[Stored data entries]
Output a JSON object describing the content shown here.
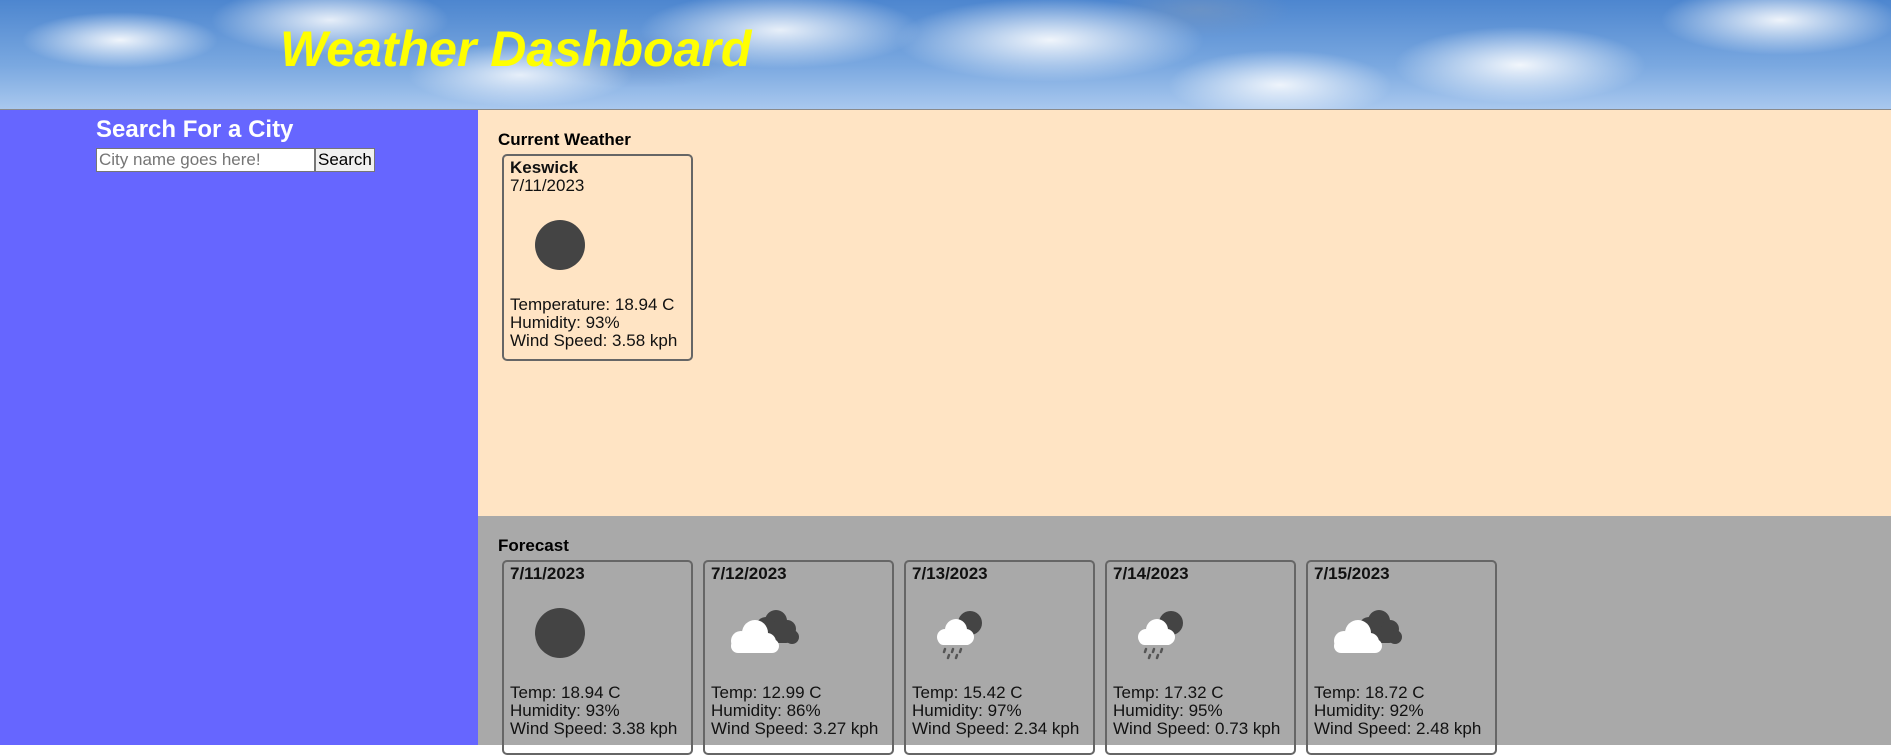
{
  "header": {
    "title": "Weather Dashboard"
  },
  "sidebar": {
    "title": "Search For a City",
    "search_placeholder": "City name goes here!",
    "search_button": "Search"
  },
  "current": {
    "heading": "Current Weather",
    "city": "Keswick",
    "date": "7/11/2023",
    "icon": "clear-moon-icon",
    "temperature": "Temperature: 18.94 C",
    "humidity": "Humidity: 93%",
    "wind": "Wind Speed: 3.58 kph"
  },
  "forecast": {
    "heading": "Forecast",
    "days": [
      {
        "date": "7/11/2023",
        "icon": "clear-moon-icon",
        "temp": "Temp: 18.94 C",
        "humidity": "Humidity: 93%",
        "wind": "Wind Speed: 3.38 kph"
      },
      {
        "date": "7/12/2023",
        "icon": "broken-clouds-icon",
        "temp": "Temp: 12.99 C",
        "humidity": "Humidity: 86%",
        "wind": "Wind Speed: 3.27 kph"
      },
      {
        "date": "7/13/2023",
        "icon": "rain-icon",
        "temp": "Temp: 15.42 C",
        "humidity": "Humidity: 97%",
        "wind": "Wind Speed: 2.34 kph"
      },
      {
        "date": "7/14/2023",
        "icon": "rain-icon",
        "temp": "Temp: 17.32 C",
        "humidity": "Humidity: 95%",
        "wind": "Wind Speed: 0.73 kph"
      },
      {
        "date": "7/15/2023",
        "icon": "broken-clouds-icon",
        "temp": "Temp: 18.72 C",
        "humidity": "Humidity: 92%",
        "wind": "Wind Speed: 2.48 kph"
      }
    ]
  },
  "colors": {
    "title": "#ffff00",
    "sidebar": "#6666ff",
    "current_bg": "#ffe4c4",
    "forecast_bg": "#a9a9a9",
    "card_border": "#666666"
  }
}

- **GIVEN EXERCISE**: Search the listing for the string "Wind". Copy each line where it turns up.

- **TASK RESULT**:
    "wind": "Wind Speed: 3.58 kph"
        "wind": "Wind Speed: 3.38 kph"
        "wind": "Wind Speed: 3.27 kph"
        "wind": "Wind Speed: 2.34 kph"
        "wind": "Wind Speed: 0.73 kph"
        "wind": "Wind Speed: 2.48 kph"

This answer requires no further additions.